◆ Gestellte Aufgabe
Führe bitte den Bibelabschnitt über die Heilung am Teich im selben Stil weiter, beginnend nach seinem letzten Satz.

6Als Jesus diesen daliegen sah und erfuhr, daß er schon so lange Zeit als Kranker dort zugebracht hatte, fragte er ihn: »Willst du gesund werden?«
7Der Kranke antwortete ihm: »Ach, Herr, ich habe keinen Menschen, der mich in den Teich schafft, wenn das Wasser in Bewegung gerät; während ich aber hingehe, steigt immer schon ein anderer vor mir hinab.«
8Jesus sagte zu ihm: »Steh auf, nimm dein Bett auf dich und bewege dich frei!«
9Da wurde der Mann sogleich gesund, nahm sein Bett auf sich und ging umher.

Es war aber (gerade) Sabbat an jenem Tage.
10Daher sagten die Juden zu dem Geheilten: »Heute ist Sabbat; da darfst du das Bett nicht tragen!«
11Doch er antwortete ihnen: »Der Mann, der mich gesund gemacht hat, der hat zu mir gesagt: ›Nimm dein Bett auf dich und bewege dich frei!‹«
12Sie fragten ihn: »Wer ist der Mann, der zu dir gesagt hat: ›Nimm es auf dich und gehe umher!‹?«
13Der Geheilte wußte aber nicht, wer es war; denn Jesus hatte sich in der Menschenmenge, die sich an dem Orte befand, unbemerkt entfernt.
14Später traf Jesus ihn im Tempel wieder und sagte zu ihm: »Du bist nun gesund geworden; sündige fortan nicht mehr, damit dir nicht noch Schlimmeres widerfährt!«
15Da ging der Mann hin und teilte den Juden mit, Jesus sei es, der ihn gesund gemacht habe.

◆ Datenzeilen
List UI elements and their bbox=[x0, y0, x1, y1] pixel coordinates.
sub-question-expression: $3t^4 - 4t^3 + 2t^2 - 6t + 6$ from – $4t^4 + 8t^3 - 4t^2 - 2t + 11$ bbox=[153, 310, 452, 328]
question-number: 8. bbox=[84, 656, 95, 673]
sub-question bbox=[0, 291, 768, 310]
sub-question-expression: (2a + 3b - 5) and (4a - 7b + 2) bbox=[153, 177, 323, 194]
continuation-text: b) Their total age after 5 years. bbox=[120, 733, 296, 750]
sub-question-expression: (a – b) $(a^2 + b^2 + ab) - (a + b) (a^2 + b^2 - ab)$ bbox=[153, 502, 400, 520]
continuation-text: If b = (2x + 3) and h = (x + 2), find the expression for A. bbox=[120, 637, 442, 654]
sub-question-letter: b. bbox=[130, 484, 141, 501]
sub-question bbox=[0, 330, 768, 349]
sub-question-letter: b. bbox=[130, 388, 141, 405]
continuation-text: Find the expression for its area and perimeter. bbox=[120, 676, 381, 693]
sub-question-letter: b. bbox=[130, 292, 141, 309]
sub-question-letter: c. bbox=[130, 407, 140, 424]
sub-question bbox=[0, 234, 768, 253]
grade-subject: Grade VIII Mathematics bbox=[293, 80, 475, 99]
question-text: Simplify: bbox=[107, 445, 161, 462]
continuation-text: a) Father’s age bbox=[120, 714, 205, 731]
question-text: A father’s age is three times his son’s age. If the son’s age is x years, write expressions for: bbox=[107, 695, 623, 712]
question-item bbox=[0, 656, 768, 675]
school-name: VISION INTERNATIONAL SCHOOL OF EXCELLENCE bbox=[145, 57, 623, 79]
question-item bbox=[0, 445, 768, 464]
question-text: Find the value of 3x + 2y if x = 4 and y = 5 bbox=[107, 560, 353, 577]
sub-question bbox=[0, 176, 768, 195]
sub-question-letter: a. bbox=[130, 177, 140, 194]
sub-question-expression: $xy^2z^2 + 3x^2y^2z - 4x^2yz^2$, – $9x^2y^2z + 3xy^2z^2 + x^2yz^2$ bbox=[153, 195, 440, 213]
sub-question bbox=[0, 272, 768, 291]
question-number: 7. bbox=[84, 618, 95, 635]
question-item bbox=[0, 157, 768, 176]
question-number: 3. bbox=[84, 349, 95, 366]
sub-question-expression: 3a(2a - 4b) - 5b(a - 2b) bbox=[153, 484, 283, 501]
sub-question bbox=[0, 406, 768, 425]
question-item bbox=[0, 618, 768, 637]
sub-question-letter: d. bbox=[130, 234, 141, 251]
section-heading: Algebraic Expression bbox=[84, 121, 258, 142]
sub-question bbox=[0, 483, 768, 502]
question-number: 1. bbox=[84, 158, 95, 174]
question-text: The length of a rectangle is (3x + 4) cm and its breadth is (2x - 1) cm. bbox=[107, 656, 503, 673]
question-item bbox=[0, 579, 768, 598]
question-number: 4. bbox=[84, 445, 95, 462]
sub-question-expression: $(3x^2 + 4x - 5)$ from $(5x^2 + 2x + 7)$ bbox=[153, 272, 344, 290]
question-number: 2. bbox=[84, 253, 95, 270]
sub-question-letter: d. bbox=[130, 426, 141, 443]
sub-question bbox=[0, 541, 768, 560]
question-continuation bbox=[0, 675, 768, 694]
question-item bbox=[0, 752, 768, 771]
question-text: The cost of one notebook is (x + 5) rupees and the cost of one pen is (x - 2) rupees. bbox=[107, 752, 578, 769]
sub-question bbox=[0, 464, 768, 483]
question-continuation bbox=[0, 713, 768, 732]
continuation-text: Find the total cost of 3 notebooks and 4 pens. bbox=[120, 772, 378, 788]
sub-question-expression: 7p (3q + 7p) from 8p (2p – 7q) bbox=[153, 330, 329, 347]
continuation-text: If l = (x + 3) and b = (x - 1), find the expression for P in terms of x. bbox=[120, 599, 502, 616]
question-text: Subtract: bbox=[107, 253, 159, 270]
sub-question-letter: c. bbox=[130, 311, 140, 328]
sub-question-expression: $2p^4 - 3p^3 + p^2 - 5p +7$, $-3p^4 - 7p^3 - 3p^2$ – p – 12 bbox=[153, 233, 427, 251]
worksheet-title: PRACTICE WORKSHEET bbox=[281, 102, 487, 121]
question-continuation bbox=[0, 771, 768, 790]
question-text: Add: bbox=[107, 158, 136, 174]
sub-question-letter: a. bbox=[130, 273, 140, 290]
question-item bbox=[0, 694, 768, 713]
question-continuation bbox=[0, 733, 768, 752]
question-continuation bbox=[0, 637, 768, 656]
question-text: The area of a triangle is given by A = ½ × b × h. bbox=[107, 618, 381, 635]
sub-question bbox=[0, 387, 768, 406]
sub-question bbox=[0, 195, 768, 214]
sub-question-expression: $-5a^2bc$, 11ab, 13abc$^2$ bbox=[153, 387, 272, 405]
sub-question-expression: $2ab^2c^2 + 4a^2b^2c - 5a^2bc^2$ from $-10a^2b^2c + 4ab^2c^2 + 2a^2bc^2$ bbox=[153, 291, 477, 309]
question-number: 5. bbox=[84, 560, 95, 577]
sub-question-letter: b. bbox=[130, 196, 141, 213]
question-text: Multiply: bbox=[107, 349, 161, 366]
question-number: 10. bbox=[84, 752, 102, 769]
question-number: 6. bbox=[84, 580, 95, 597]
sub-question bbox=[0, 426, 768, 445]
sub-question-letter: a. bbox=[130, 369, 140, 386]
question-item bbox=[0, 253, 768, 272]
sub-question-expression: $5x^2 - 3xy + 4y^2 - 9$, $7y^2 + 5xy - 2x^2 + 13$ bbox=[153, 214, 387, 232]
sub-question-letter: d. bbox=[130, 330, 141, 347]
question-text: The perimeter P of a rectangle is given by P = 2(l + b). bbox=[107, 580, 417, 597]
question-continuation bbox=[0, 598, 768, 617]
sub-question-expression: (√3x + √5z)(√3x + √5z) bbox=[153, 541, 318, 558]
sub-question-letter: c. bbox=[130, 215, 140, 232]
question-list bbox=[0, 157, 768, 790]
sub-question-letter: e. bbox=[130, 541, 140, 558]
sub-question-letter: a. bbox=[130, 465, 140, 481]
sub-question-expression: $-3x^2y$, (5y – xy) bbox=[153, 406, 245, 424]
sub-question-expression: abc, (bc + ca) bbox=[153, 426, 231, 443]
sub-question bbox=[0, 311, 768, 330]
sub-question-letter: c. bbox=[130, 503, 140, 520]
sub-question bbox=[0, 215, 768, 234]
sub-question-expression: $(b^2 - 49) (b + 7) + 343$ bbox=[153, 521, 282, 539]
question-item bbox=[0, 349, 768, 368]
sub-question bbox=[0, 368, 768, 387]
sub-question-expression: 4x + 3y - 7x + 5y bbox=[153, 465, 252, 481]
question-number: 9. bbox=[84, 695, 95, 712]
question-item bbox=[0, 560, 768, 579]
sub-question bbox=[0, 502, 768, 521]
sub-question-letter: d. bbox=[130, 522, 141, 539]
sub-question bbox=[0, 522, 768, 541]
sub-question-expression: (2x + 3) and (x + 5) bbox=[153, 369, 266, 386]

◆ Erwartete Antwort
16Deshalb verfolgten die Juden Jesus, weil er solche Werke (auch) am Sabbat tat.
17Jesus aber antwortete ihnen: »Mein Vater wirkt (ununterbrochen) bis zu dieser Stunde; darum wirke ich auch.«
18Deshalb trachteten die Juden ihm um so mehr nach dem Leben, weil er nicht nur den Sabbat brach, sondern auch Gott seinen eigenen Vater nannte und sich damit Gott gleichstellte.

b) Jesu Selbstzeugnis von seinem gottgleichen Wirken und von seiner Gottessohnschaft; Jesus als Richter und Lebenspender

19Daher sprach sich Jesus ihnen gegenüber so aus: »Wahrlich, wahrlich ich sage euch: der Sohn vermag von sich selber aus nichts zu tun, als was er den Vater tun sieht; denn was jener tut, das tut in gleicher Weise auch der Sohn.
20Denn der Vater hat den Sohn lieb und läßt ihn alles sehen, was er selbst tut; und er wird ihn noch größere Werke als diese sehen lassen, damit ihr euch wundert.
21Denn wie der Vater die Toten auferweckt und lebendig macht, ebenso macht auch der Sohn lebendig, welche er will.
22Denn auch der Vater ist es nicht, der jemand richtet; sondern er hat das Gericht ganz dem Sohne übertragen,
23damit alle den Sohn ebenso ehren, wie sie den Vater ehren. Wer den Sohn nicht ehrt, ehrt auch den Vater nicht, der ihn gesandt hat.
24Wahrlich, wahrlich ich sage euch: Wer mein Wort hört und dem glaubt, der mich gesandt hat, der hat ewiges Leben und kommt nicht ins Gericht, sondern ist aus dem Tode ins Leben hinübergegangen.
25Wahrlich, wahrlich ich sage euch: Es kommt die Stunde, ja sie ist jetzt schon da, wo die Toten die Stimme des Sohnes Gottes hören werden, und die, welche auf sie hören, werden leben.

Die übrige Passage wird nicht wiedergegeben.